### REQUIRED TASK
Copy out every line of the items below word for word, without changing anything.
▽
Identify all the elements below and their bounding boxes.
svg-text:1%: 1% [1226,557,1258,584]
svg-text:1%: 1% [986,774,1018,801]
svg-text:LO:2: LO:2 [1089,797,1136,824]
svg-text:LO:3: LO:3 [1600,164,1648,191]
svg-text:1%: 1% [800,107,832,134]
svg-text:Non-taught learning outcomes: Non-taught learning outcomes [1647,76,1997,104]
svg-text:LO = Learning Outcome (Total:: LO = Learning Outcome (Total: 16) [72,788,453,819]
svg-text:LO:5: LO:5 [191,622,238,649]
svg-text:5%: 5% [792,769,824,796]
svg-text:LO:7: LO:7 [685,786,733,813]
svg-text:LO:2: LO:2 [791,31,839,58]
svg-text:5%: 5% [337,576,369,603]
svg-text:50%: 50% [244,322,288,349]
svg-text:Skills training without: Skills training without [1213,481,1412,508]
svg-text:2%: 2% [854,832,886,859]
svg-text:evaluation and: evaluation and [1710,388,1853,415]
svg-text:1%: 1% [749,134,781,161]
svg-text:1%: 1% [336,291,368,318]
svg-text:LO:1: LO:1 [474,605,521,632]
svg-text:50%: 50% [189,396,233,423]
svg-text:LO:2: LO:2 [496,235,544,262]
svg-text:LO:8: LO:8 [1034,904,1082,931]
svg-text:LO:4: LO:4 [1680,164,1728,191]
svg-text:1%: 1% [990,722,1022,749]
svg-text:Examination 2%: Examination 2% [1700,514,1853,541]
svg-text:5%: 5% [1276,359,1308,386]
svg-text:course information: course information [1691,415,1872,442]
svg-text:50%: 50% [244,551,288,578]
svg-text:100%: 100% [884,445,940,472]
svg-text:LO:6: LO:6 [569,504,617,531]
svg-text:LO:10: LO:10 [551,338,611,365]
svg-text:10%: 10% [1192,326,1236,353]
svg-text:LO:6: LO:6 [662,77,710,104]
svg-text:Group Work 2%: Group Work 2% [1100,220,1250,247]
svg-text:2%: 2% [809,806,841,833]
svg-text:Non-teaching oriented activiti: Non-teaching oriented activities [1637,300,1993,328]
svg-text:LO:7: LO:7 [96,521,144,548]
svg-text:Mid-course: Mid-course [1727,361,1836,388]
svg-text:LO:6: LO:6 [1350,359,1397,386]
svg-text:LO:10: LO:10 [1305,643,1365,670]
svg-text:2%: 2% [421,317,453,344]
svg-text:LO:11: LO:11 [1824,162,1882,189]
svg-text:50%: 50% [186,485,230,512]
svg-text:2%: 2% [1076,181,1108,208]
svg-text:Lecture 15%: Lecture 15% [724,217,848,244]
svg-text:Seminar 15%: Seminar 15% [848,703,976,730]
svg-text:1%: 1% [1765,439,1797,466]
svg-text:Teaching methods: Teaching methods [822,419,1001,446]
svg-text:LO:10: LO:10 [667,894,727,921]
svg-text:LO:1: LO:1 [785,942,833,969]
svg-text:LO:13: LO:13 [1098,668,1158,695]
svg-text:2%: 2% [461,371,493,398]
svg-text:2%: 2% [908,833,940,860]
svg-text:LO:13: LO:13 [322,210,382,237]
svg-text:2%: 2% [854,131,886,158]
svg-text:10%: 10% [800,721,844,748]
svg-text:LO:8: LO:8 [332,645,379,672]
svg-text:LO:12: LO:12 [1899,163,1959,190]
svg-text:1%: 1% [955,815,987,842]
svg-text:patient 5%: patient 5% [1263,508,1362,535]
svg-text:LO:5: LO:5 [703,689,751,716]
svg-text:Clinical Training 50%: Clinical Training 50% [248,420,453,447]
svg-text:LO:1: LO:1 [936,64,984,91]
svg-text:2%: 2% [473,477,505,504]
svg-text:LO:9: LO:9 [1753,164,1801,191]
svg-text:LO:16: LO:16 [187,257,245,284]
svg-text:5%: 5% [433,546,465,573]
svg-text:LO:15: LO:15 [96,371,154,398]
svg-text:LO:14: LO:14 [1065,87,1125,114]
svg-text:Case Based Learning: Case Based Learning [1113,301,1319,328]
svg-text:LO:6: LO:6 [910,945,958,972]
△
### RESPONSE TO THE EXERCISE
Identify all the elements below and their bounding boxes.
svg-text:1%: 1% [1226,557,1258,584]
svg-text:1%: 1% [986,774,1018,801]
svg-text:LO:2: LO:2 [1089,797,1136,824]
svg-text:LO:3: LO:3 [1600,164,1648,191]
svg-text:1%: 1% [800,107,832,134]
svg-text:Non-taught learning outcomes: Non-taught learning outcomes [1647,76,1997,104]
svg-text:LO = Learning Outcome (Total:: LO = Learning Outcome (Total: 16) [72,788,453,819]
svg-text:LO:5: LO:5 [191,622,238,649]
svg-text:5%: 5% [792,769,824,796]
svg-text:LO:7: LO:7 [685,786,733,813]
svg-text:LO:2: LO:2 [791,31,839,58]
svg-text:5%: 5% [337,576,369,603]
svg-text:50%: 50% [244,322,288,349]
svg-text:Skills training without: Skills training without [1213,481,1412,508]
svg-text:2%: 2% [854,832,886,859]
svg-text:evaluation and: evaluation and [1710,388,1853,415]
svg-text:1%: 1% [749,134,781,161]
svg-text:1%: 1% [336,291,368,318]
svg-text:LO:1: LO:1 [474,605,521,632]
svg-text:50%: 50% [189,396,233,423]
svg-text:LO:2: LO:2 [496,235,544,262]
svg-text:LO:8: LO:8 [1034,904,1082,931]
svg-text:LO:4: LO:4 [1680,164,1728,191]
svg-text:1%: 1% [990,722,1022,749]
svg-text:Examination 2%: Examination 2% [1700,514,1853,541]
svg-text:5%: 5% [1276,359,1308,386]
svg-text:course information: course information [1691,415,1872,442]
svg-text:50%: 50% [244,551,288,578]
svg-text:100%: 100% [884,445,940,472]
svg-text:LO:6: LO:6 [569,504,617,531]
svg-text:LO:10: LO:10 [551,338,611,365]
svg-text:10%: 10% [1192,326,1236,353]
svg-text:LO:6: LO:6 [662,77,710,104]
svg-text:Group Work 2%: Group Work 2% [1100,220,1250,247]
svg-text:2%: 2% [809,806,841,833]
svg-text:Non-teaching oriented activiti: Non-teaching oriented activities [1637,300,1993,328]
svg-text:LO:7: LO:7 [96,521,144,548]
svg-text:Mid-course: Mid-course [1727,361,1836,388]
svg-text:LO:6: LO:6 [1350,359,1397,386]
svg-text:LO:10: LO:10 [1305,643,1365,670]
svg-text:2%: 2% [421,317,453,344]
svg-text:LO:11: LO:11 [1824,162,1882,189]
svg-text:50%: 50% [186,485,230,512]
svg-text:2%: 2% [1076,181,1108,208]
svg-text:Lecture 15%: Lecture 15% [724,217,848,244]
svg-text:Seminar 15%: Seminar 15% [848,703,976,730]
svg-text:1%: 1% [1765,439,1797,466]
svg-text:Teaching methods: Teaching methods [822,419,1001,446]
svg-text:LO:10: LO:10 [667,894,727,921]
svg-text:LO:1: LO:1 [785,942,833,969]
svg-text:LO:13: LO:13 [1098,668,1158,695]
svg-text:2%: 2% [461,371,493,398]
svg-text:2%: 2% [908,833,940,860]
svg-text:LO:13: LO:13 [322,210,382,237]
svg-text:2%: 2% [854,131,886,158]
svg-text:10%: 10% [800,721,844,748]
svg-text:LO:8: LO:8 [332,645,379,672]
svg-text:LO:12: LO:12 [1899,163,1959,190]
svg-text:1%: 1% [955,815,987,842]
svg-text:patient 5%: patient 5% [1263,508,1362,535]
svg-text:LO:5: LO:5 [703,689,751,716]
svg-text:Clinical Training 50%: Clinical Training 50% [248,420,453,447]
svg-text:LO:1: LO:1 [936,64,984,91]
svg-text:2%: 2% [473,477,505,504]
svg-text:LO:9: LO:9 [1753,164,1801,191]
svg-text:LO:16: LO:16 [187,257,245,284]
svg-text:5%: 5% [433,546,465,573]
svg-text:LO:15: LO:15 [96,371,154,398]
svg-text:LO:14: LO:14 [1065,87,1125,114]
svg-text:Case Based Learning: Case Based Learning [1113,301,1319,328]
svg-text:LO:6: LO:6 [910,945,958,972]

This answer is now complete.